From the entries below, copy out every line with "Phát" in it.

==========

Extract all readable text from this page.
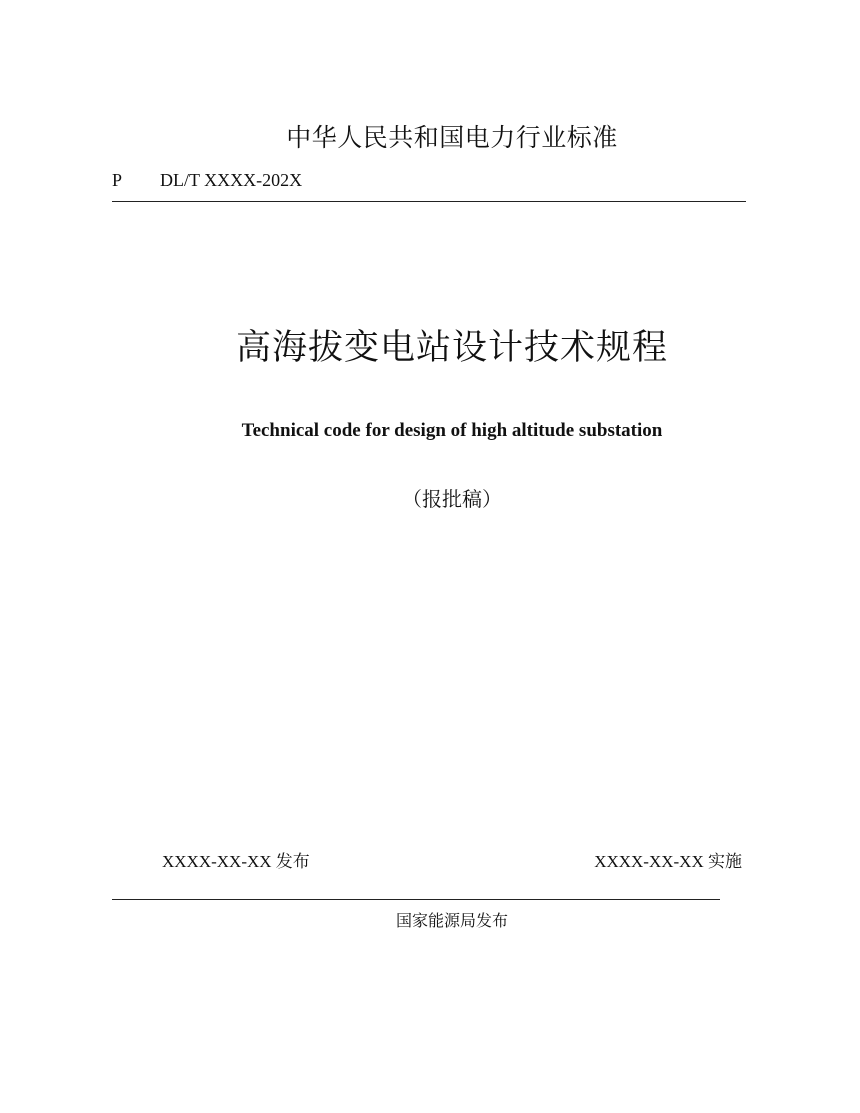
中华人民共和国电力行业标准
P DL/T XXXX-202X
高海拔变电站设计技术规程
Technical code for design of high altitude substation
（报批稿）
XXXX-XX-XX 发布	XXXX-XX-XX 实施
国家能源局发布
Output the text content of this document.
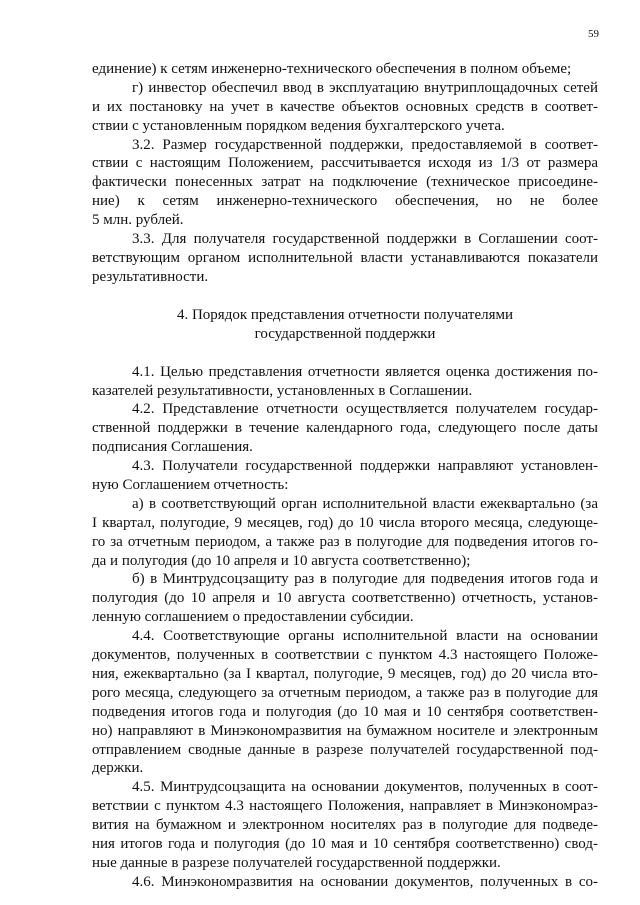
59
единение) к сетям инженерно-технического обеспечения в полном объеме;
г) инвестор обеспечил ввод в эксплуатацию внутриплощадочных сетей
и их постановку на учет в качестве объектов основных средств в соответ-
ствии с установленным порядком ведения бухгалтерского учета.
3.2. Размер государственной поддержки, предоставляемой в соответ-
ствии с настоящим Положением, рассчитывается исходя из 1/3 от размера
фактически понесенных затрат на подключение (техническое присоедине-
ние) к сетям инженерно-технического обеспечения, но не более
5 млн. рублей.
3.3. Для получателя государственной поддержки в Соглашении соот-
ветствующим органом исполнительной власти устанавливаются показатели
результативности.
4. Порядок представления отчетности получателями
государственной поддержки
4.1. Целью представления отчетности является оценка достижения по-
казателей результативности, установленных в Соглашении.
4.2. Представление отчетности осуществляется получателем государ-
ственной поддержки в течение календарного года, следующего после даты
подписания Соглашения.
4.3. Получатели государственной поддержки направляют установлен-
ную Соглашением отчетность:
а) в соответствующий орган исполнительной власти ежеквартально (за
I квартал, полугодие, 9 месяцев, год) до 10 числа второго месяца, следующе-
го за отчетным периодом, а также раз в полугодие для подведения итогов го-
да и полугодия (до 10 апреля и 10 августа соответственно);
б) в Минтрудсоцзащиту раз в полугодие для подведения итогов года и
полугодия (до 10 апреля и 10 августа соответственно) отчетность, установ-
ленную соглашением о предоставлении субсидии.
4.4. Соответствующие органы исполнительной власти на основании
документов, полученных в соответствии с пунктом 4.3 настоящего Положе-
ния, ежеквартально (за I квартал, полугодие, 9 месяцев, год) до 20 числа вто-
рого месяца, следующего за отчетным периодом, а также раз в полугодие для
подведения итогов года и полугодия (до 10 мая и 10 сентября соответствен-
но) направляют в Минэкономразвития на бумажном носителе и электронным
отправлением сводные данные в разрезе получателей государственной под-
держки.
4.5. Минтрудсоцзащита на основании документов, полученных в соот-
ветствии с пунктом 4.3 настоящего Положения, направляет в Минэкономраз-
вития на бумажном и электронном носителях раз в полугодие для подведе-
ния итогов года и полугодия (до 10 мая и 10 сентября соответственно) свод-
ные данные в разрезе получателей государственной поддержки.
4.6. Минэкономразвития на основании документов, полученных в со-
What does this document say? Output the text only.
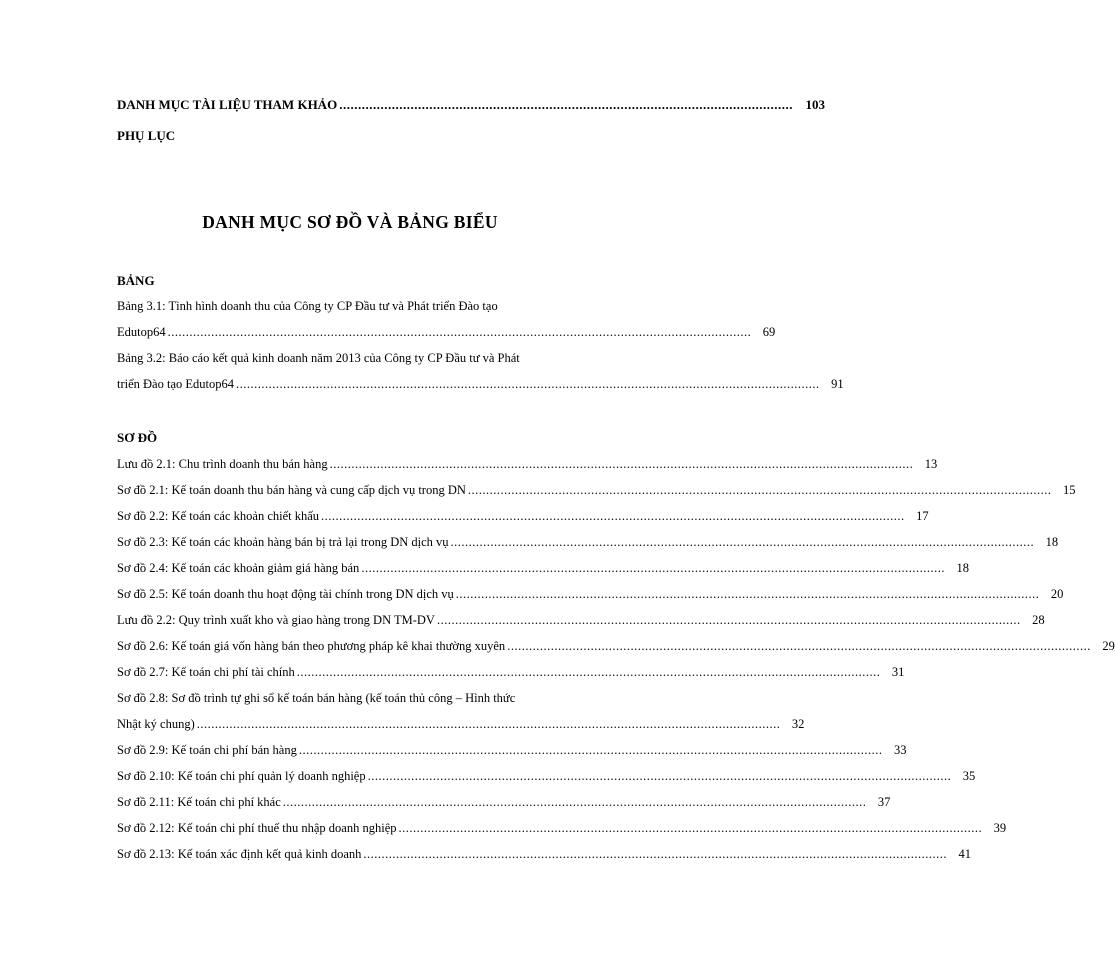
DANH MỤC TÀI LIỆU THAM KHẢO ......................................................................................................................... 103
PHỤ LỤC
DANH MỤC SƠ ĐỒ VÀ BẢNG BIỂU
BẢNG
Bảng 3.1: Tình hình doanh thu của Công ty CP Đầu tư và Phát triển Đào tạo
Edutop64 ................................................................................................................................................................. 69
Bảng 3.2: Báo cáo kết quả kinh doanh năm 2013 của Công ty CP Đầu tư và Phát
triển Đào tạo Edutop64 ................................................................................................................................................................. 91
SƠ ĐỒ
Lưu đồ 2.1: Chu trình doanh thu bán hàng ................................................................................................................................................................. 13
Sơ đồ 2.1: Kế toán doanh thu bán hàng và cung cấp dịch vụ trong DN ................................................................................................................................................................. 15
Sơ đồ 2.2: Kế toán các khoản chiết khấu ................................................................................................................................................................. 17
Sơ đồ 2.3: Kế toán các khoản hàng bán bị trả lại trong DN dịch vụ ................................................................................................................................................................. 18
Sơ đồ 2.4: Kế toán các khoản giảm giá hàng bán ................................................................................................................................................................. 18
Sơ đồ 2.5: Kế toán doanh thu hoạt động tài chính trong DN dịch vụ ................................................................................................................................................................. 20
Lưu đồ 2.2: Quy trình xuất kho và giao hàng trong DN TM-DV ................................................................................................................................................................. 28
Sơ đồ 2.6: Kế toán giá vốn hàng bán theo phương pháp kê khai thường xuyên ................................................................................................................................................................. 29
Sơ đồ 2.7: Kế toán chi phí tài chính ................................................................................................................................................................. 31
Sơ đồ 2.8: Sơ đồ trình tự ghi sổ kế toán bán hàng (kế toán thủ công – Hình thức
Nhật ký chung) ................................................................................................................................................................. 32
Sơ đồ 2.9: Kế toán chi phí bán hàng ................................................................................................................................................................. 33
Sơ đồ 2.10: Kế toán chi phí quản lý doanh nghiệp ................................................................................................................................................................. 35
Sơ đồ 2.11: Kế toán chi phí khác ................................................................................................................................................................. 37
Sơ đồ 2.12: Kế toán chi phí thuế thu nhập doanh nghiệp ................................................................................................................................................................. 39
Sơ đồ 2.13: Kế toán xác định kết quả kinh doanh ................................................................................................................................................................. 41
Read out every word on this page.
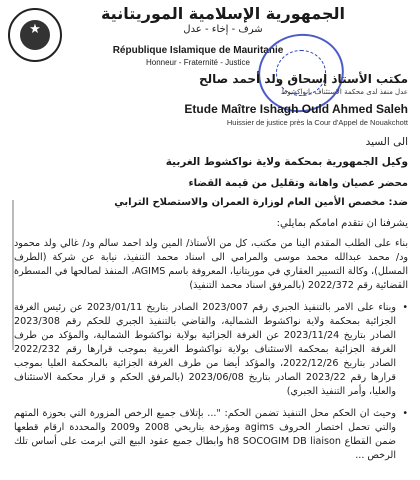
★
الجمهورية الإسلامية الموريتانية
شرف - إخاء - عدل
République Islamique de Mauritanie
Honneur - Fraternité - Justice
مكتب الأستاذ إسحاق ولد أحمد صالح
عدل منفذ لدى محكمة الاستئناف بانواكشوط
Etude Maître Ishagh Ould Ahmed Saleh
Huissier de justice près la Cour d'Appel de Nouakchott
الى السيد
وكيل الجمهورية بمحكمة ولاية نواكشوط الغربية
محضر عصيان واهانة وتقليل من قيمة القضاء
ضد: مخصص الأمين العام لوزارة العمران والاستصلاح الترابي
يشرفنا ان نتقدم امامكم بمايلي:
بناء على الطلب المقدم الينا من مكتب، كل من الأستاذ/ المين ولد احمد سالم ود/ غالي ولد محمود ود/ محمد عبدالله محمد موسى والمرامي الى اسناد محمد التنفيذ، نيابة عن شركة (الطرف المسلل)، وكالة التسيير العقاري في موريتانيا، المعروفة باسم AGIMS، المنفذ لصالحها في المسطرة القضائية رقم 2022/372 (بالمرفق اسناد محمد التنفيذ)
• وبناء على الامر بالتنفيذ الجبري رقم 2023/007 الصادر بتاريخ 2023/01/11 عن رئيس الغرفة الجزائية بمحكمة ولاية نواكشوط الشمالية، والقاضي بالتنفيذ الجبري للحكم رقم 2023/308 الصادر بتاريخ 2023/11/24 عن الغرفة الجزائية بولاية نواكشوط الشمالية، والمؤكد من طرف الغرفة الجزائية بمحكمة الاستئناف بولاية نواكشوط الغربية بموجب قرارها رقم 2022/232 الصادر بتاريخ 2022/12/26، والمؤكد أيضا من طرف الغرفة الجزائية بالمحكمة العليا بموجب قرارها رقم 2023/22 الصادر بتاريخ 2023/06/08 (بالمرفق الحكم و قرار محكمة الاستئناف والعليا، وأمر التنفيذ الجبري)
• وحيث ان الحكم محل التنفيذ تضمن الحكم: "... بإتلاف جميع الرخص المزورة التي بحوزة المتهم والتي تحمل اختصار الحروف agims ومؤرخة بتاريخي 2008 و2009 والمحددة ارقام قطعها ضمن القطاع h8 SOCOGIM DB liaison وابطال جميع عقود البيع التي ابرمت على أساس تلك الرخص ...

==========

_TASK RESPONSE_
Bảng 3.1: Tình hình doanh thu của Công ty CP Đầu tư và Phát triển Đào tạo
Bảng 3.2: Báo cáo kết quả kinh doanh năm 2013 của Công ty CP Đầu tư và Phát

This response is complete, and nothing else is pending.